> **What is asked**
Report, word for word, every line of the material that contains "tính".

(Collection entries)
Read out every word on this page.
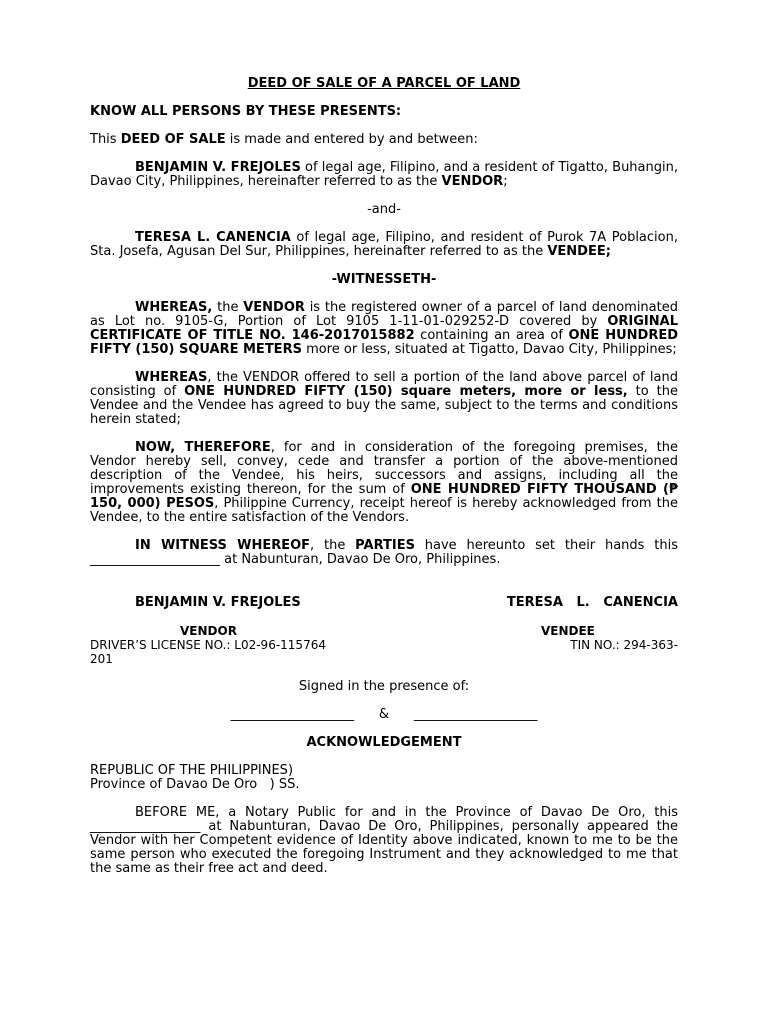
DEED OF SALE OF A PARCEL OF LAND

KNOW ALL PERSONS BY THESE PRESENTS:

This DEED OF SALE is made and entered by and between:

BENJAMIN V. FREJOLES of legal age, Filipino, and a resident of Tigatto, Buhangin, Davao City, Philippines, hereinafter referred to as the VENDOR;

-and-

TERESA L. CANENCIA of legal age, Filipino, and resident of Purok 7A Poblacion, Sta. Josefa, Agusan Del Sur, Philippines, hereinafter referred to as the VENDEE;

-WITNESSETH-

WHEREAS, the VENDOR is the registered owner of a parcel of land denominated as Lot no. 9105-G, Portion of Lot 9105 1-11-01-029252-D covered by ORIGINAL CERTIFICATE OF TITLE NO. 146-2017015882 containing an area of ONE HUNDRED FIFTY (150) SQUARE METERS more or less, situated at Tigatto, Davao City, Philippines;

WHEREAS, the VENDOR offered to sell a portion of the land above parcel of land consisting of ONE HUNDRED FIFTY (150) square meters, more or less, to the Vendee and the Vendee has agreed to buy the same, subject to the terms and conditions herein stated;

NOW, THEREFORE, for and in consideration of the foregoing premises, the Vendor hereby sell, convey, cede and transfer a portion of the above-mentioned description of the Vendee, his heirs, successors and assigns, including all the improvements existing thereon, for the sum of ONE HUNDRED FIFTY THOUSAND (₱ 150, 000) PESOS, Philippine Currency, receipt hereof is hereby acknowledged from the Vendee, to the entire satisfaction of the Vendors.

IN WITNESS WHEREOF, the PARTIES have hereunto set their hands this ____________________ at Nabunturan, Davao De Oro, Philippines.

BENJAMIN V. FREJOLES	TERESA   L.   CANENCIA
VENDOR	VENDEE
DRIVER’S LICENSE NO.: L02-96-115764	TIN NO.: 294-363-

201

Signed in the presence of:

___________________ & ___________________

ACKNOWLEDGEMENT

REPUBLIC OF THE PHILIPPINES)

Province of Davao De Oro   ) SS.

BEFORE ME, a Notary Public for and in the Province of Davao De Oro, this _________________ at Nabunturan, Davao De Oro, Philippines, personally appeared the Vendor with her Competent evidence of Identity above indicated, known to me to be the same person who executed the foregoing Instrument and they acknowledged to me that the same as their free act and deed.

==

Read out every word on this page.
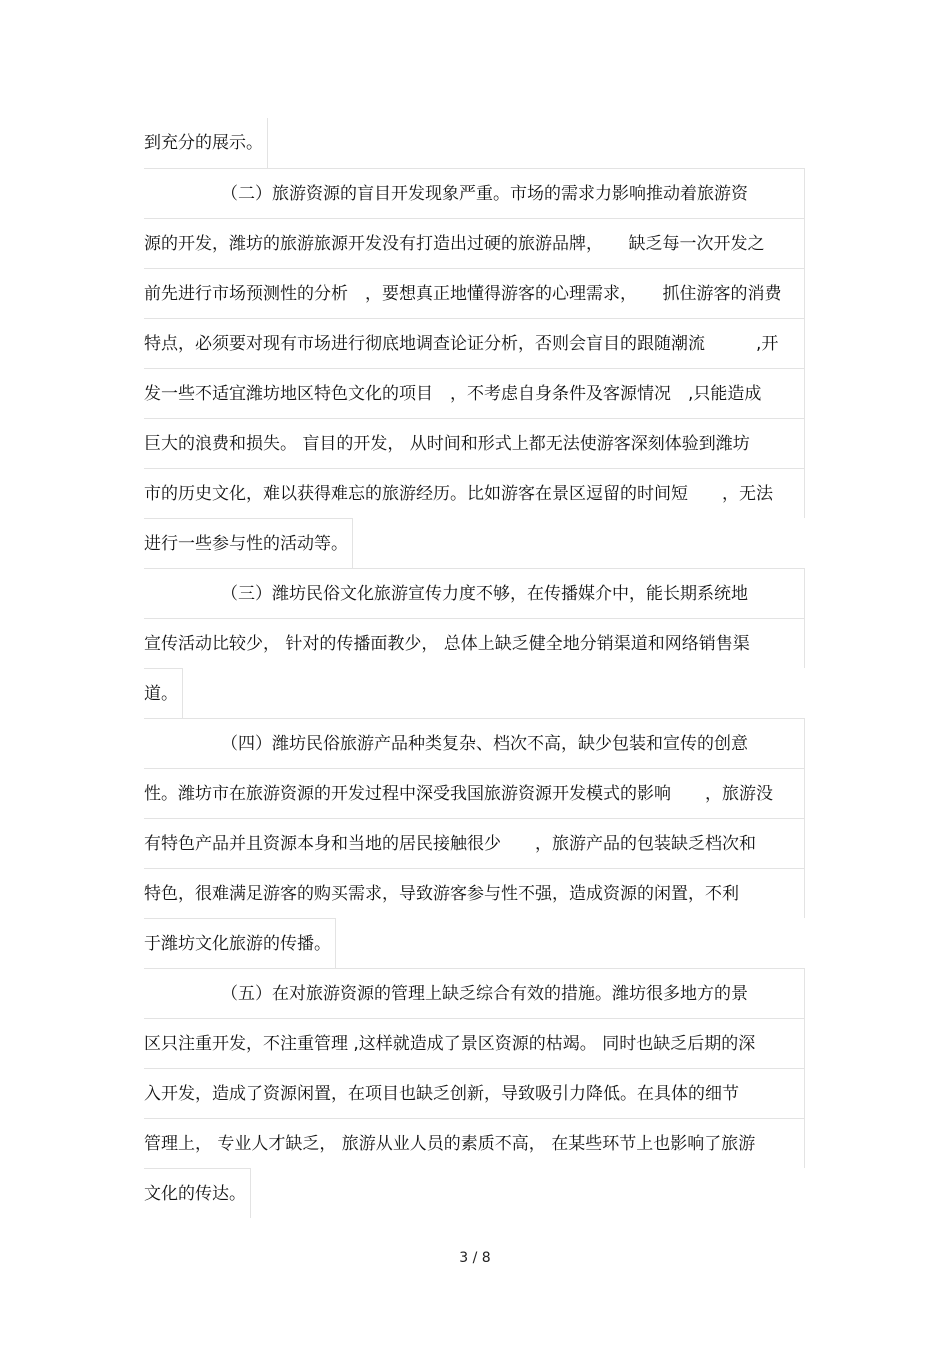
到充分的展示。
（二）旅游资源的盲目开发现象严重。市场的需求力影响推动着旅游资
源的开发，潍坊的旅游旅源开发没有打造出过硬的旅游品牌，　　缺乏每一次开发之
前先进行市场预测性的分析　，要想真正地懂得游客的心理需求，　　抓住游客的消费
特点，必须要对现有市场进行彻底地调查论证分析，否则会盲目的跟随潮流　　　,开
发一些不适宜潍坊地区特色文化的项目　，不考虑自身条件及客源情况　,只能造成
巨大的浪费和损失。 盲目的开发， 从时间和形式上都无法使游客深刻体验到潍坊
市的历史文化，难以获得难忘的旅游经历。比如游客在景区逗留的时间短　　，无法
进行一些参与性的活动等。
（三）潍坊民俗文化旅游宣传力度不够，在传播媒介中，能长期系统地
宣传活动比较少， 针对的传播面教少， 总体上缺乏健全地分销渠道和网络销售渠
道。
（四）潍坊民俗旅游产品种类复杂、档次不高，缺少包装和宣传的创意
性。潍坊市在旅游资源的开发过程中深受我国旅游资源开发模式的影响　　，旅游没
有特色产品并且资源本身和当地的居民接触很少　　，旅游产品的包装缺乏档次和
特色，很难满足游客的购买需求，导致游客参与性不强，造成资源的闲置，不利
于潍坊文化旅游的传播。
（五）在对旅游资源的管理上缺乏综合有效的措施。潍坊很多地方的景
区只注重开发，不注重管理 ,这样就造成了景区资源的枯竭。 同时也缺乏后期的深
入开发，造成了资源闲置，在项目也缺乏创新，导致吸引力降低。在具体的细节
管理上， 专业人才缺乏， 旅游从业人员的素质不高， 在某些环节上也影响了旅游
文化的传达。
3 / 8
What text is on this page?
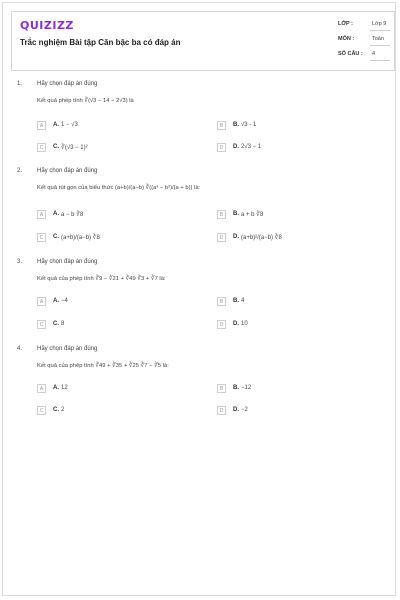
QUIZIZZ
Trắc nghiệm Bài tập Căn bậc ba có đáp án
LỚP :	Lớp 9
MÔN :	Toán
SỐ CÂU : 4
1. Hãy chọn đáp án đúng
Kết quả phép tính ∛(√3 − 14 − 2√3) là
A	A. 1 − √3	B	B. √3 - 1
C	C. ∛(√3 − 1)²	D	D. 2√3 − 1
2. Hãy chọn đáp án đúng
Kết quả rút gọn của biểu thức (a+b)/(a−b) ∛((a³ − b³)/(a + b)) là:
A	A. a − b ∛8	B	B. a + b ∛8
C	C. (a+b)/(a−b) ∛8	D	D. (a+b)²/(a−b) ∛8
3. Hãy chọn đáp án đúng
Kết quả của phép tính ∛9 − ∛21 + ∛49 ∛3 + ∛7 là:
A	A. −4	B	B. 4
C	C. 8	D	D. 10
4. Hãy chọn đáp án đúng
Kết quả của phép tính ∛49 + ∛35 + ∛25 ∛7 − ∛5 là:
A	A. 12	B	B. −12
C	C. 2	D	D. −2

---

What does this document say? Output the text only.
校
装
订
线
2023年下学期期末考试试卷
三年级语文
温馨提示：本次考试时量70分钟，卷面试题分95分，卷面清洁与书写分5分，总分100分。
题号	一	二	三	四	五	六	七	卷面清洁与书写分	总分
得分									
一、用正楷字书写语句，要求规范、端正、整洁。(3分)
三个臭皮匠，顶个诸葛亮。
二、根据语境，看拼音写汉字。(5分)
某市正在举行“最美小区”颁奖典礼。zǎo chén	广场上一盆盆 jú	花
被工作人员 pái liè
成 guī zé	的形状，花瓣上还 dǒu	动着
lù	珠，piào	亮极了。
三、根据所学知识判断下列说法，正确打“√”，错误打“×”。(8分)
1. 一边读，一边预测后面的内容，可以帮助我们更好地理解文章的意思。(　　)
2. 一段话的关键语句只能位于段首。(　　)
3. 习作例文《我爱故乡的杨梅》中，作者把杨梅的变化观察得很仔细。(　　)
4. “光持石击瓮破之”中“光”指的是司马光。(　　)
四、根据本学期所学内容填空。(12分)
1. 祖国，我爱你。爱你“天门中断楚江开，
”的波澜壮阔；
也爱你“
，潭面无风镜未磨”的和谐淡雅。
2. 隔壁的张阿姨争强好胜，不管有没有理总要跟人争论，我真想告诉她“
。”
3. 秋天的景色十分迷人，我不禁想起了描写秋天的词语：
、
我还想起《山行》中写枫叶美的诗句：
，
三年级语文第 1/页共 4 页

> **Output for this task**
Kết quả phép tính ∛(√3 − 14 − 2√3) là
Kết quả của phép tính ∛9 − ∛21 + ∛49 ∛3 + ∛7 là:
Kết quả của phép tính ∛49 + ∛35 + ∛25 ∛7 − ∛5 là:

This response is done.